--- Given passage ---
The US Securities and Exchange Commission is expected to examine suspicious option trades in the run-up to the USD 25.9 billion (GBP 13.7 billion) bid for Harrah’s Entertainment tabled by a private equity consortium this week.
The watchdog is expected to look into a 15-fold jump in call option trading volumes in the days before the owner of Caesars Palace announced the takeover approach from the buyout firms Texas Pacific and Apollo Management.
Call options confer the right to buy shares at a specified price in the future and their purchase implies an expectation that the stock price will rise, as it tends to whenever a takeover bid is announced. The number of put options traded in Harrah’s, which stood at 1,051 on September 18, soared to 16,627 on September 21 and to 23,597 on September 28, according to Insideoptions.com, which tracks suspicious trading activity. The price of an “October call” soared from USD 0.60 on the morning of September 20 to USD 1.45 by the end of September 21.

--- Record set ---
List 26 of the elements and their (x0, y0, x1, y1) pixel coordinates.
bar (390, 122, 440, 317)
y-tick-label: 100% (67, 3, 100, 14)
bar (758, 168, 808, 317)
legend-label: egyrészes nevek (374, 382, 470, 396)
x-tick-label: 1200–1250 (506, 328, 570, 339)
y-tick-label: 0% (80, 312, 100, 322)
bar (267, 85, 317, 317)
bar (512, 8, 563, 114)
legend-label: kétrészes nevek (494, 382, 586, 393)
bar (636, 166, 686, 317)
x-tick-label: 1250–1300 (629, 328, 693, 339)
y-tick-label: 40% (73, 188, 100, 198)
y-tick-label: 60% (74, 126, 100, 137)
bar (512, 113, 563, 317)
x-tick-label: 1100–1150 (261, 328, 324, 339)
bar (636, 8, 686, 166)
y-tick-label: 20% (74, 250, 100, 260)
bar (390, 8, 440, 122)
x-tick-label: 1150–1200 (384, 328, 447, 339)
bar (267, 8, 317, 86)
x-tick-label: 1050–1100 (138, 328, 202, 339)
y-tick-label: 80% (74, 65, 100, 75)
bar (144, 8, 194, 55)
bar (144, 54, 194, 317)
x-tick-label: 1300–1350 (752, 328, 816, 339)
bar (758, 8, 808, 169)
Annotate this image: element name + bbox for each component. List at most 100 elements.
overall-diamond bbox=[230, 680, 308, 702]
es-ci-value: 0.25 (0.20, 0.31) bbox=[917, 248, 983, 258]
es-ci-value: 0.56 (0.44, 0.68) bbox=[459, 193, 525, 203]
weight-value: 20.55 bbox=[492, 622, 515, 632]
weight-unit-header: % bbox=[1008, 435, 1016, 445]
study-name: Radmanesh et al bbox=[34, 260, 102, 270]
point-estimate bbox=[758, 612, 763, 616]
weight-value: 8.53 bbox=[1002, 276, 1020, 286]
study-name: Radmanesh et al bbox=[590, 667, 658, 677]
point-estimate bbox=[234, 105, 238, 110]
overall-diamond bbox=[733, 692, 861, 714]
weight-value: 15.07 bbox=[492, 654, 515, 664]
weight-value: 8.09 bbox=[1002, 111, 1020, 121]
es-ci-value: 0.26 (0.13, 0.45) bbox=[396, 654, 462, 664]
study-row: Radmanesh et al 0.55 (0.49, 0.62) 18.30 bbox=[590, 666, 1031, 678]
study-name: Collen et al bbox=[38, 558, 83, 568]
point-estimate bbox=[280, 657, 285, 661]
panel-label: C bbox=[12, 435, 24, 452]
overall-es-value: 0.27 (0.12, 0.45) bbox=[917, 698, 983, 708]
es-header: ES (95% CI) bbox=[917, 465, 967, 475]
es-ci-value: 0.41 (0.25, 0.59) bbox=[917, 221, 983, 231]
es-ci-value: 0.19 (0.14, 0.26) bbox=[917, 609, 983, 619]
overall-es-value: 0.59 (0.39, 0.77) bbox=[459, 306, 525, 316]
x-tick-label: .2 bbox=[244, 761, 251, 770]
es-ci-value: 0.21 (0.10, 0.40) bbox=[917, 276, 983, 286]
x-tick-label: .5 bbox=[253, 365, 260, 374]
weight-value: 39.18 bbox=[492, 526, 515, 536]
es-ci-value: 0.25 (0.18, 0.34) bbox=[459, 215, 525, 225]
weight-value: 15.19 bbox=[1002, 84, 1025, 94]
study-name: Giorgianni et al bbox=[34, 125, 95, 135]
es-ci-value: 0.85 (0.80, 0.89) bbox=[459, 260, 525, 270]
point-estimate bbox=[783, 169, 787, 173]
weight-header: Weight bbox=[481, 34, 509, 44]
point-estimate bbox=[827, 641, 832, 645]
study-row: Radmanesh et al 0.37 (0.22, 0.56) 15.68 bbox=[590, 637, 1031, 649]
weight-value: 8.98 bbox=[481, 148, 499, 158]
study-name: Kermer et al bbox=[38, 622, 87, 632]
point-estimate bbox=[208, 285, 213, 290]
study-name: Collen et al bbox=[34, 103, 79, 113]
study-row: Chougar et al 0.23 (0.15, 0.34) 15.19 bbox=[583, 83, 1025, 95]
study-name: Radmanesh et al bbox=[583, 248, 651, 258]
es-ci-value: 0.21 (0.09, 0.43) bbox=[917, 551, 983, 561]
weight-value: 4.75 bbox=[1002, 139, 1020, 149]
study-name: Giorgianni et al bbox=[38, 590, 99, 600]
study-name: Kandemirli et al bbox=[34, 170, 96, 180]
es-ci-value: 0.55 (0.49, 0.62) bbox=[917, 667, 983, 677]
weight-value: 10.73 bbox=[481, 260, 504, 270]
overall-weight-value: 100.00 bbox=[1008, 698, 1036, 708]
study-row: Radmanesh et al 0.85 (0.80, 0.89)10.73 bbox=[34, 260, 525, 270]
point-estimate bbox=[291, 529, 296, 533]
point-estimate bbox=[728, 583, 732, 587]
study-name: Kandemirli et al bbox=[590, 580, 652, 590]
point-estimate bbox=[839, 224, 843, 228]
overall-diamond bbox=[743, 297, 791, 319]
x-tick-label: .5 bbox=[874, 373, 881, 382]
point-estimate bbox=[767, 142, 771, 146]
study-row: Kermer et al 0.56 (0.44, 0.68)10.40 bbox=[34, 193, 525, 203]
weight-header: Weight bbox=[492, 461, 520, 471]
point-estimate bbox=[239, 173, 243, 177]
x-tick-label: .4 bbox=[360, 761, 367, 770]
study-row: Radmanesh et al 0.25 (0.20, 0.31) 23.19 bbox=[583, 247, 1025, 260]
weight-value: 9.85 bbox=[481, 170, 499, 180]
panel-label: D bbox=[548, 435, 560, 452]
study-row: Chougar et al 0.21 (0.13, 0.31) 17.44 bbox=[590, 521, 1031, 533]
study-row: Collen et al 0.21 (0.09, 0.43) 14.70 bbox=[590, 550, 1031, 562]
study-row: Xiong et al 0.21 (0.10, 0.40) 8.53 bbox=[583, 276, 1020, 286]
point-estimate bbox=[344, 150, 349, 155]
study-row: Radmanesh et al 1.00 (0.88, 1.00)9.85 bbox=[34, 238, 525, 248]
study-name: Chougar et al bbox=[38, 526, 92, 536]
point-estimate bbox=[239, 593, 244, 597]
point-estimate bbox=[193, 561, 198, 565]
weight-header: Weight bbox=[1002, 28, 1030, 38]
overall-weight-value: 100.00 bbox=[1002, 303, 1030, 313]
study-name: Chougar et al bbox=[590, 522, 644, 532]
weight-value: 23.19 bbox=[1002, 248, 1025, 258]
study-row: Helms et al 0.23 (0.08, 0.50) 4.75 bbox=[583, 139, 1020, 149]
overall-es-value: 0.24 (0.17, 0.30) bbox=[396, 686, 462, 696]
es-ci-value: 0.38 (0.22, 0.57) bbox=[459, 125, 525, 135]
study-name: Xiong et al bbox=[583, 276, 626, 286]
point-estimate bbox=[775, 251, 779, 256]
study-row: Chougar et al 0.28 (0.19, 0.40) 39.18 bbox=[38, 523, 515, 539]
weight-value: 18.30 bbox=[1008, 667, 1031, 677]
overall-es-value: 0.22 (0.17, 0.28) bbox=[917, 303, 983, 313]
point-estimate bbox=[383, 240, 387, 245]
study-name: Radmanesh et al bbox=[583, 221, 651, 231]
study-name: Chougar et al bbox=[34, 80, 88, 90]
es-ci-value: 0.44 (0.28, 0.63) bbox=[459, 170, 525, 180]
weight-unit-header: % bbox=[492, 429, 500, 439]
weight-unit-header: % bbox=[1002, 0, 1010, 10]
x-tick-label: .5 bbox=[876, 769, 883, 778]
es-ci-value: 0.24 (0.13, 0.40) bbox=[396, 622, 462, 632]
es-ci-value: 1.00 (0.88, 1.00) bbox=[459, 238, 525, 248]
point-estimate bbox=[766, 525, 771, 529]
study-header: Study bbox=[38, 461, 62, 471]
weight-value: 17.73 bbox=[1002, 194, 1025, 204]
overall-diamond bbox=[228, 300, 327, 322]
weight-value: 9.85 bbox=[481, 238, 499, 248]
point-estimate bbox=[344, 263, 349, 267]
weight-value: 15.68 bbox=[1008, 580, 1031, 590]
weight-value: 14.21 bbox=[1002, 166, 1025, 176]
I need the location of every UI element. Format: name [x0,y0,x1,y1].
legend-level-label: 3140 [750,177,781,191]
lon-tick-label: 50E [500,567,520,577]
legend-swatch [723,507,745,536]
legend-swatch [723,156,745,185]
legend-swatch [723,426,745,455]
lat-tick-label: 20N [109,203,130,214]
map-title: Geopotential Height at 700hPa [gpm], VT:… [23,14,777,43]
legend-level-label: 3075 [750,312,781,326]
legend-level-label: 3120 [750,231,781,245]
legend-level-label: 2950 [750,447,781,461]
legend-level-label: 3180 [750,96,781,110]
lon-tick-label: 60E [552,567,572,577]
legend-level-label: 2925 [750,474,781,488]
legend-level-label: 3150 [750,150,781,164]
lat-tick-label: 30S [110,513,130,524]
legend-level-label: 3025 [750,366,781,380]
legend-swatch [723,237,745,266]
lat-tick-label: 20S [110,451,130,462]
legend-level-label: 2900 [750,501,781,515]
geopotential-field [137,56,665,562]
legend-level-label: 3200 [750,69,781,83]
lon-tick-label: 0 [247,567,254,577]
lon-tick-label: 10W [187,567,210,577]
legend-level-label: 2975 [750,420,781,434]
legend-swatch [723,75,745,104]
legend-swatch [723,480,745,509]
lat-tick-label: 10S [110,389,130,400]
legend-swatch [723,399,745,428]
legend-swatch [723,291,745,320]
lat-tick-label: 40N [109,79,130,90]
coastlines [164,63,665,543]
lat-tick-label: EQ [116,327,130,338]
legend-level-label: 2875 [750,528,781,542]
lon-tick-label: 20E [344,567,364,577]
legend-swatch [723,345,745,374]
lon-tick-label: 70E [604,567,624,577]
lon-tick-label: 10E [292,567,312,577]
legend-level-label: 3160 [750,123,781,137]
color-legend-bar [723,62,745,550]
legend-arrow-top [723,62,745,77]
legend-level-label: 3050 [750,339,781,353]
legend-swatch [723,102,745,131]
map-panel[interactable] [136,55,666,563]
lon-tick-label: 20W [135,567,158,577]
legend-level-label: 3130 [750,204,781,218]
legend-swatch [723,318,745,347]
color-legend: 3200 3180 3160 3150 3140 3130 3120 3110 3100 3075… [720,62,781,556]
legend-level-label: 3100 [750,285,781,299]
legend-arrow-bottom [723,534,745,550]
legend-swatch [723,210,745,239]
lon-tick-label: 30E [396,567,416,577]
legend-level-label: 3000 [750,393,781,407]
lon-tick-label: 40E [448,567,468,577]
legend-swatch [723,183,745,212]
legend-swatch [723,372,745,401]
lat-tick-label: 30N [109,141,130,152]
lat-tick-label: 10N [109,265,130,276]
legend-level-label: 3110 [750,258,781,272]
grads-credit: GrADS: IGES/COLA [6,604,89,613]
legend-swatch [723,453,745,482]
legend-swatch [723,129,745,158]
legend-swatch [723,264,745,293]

--- Challenges ---
1 - According to the passage on the Harrah's takeover bid, which two buyout firms made the approach to the owner of Caesars Palace?
2 - Proceed with the passage on the Harrah's takeover bid, picking up after its final sentence.
The data were drawn from a separate source unrelated to the passage.

--- Task-by-task outputs ---
1 - Texas Pacific and Apollo Management.

2 -
Jon Najarian, a Chicago-based trader who runs Insideoptions.com, said: “This is extremely unusual and suspicious trading activity and it’s pretty clear that there have been at least two leaks. As private equity deals get bigger and bigger, the scope for insider trading has increased dramatically. There are now so many people involved in some of these deals that it’s getting harder and harder to keep them secret.”
It is not uncommon for each private equity firm to involve at least 20 people in a large deal, Mr Najarian said. These include the dealmakers, as well as bankers, lawyers and secretaries. The number of participants multiplies if a group of private equity firms come together in a consortium deal and again if the approach is made hand-in-hand with the target company’s own management team.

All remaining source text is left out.